___ Materials provided

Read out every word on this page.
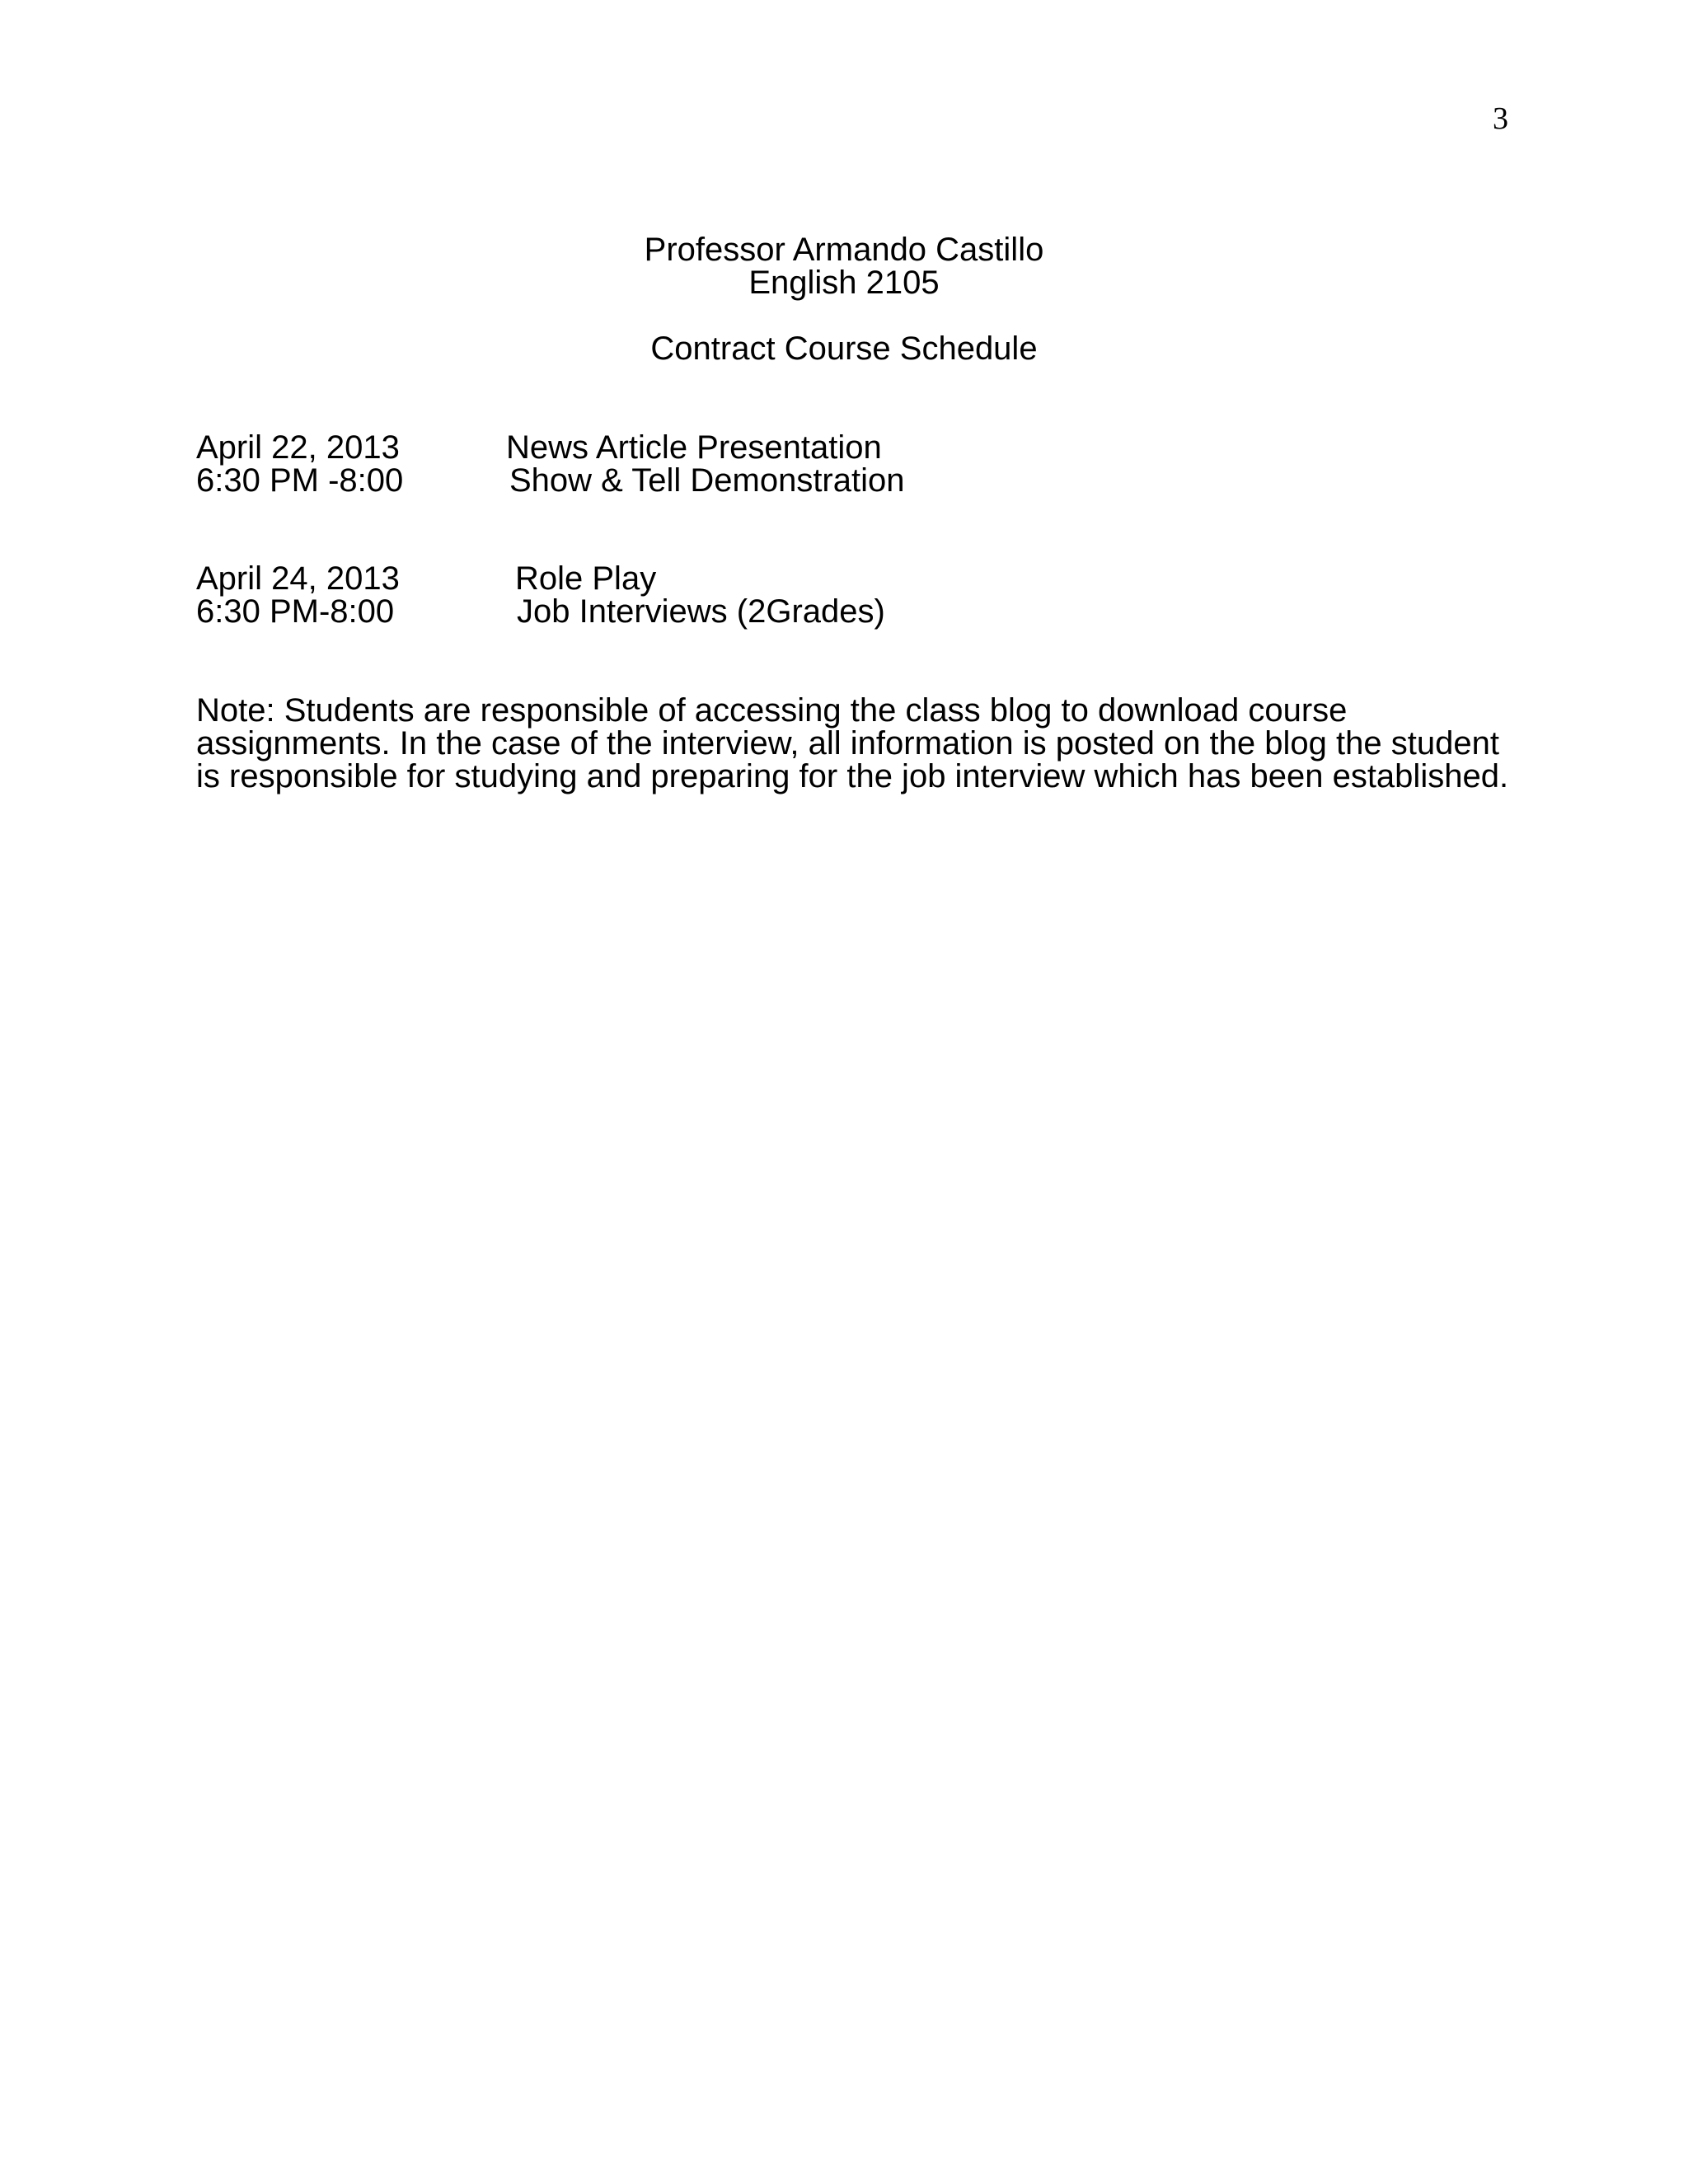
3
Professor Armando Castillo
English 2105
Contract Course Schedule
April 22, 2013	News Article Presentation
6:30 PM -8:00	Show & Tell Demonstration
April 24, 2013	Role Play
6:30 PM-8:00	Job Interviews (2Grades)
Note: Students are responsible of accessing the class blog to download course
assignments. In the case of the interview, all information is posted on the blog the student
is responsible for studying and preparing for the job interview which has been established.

______

§ **Task statement**
Set down every entry word for word, but omit the pictures.

§ **Solution to this exercise**
Read out every word on this page.
3
Professor Armando Castillo
English 2105
Contract Course Schedule
April 22, 2013	News Article Presentation
6:30 PM -8:00	Show & Tell Demonstration
April 24, 2013	Role Play
6:30 PM-8:00	Job Interviews (2Grades)
Note: Students are responsible of accessing the class blog to download course
assignments. In the case of the interview, all information is posted on the blog the student
is responsible for studying and preparing for the job interview which has been established.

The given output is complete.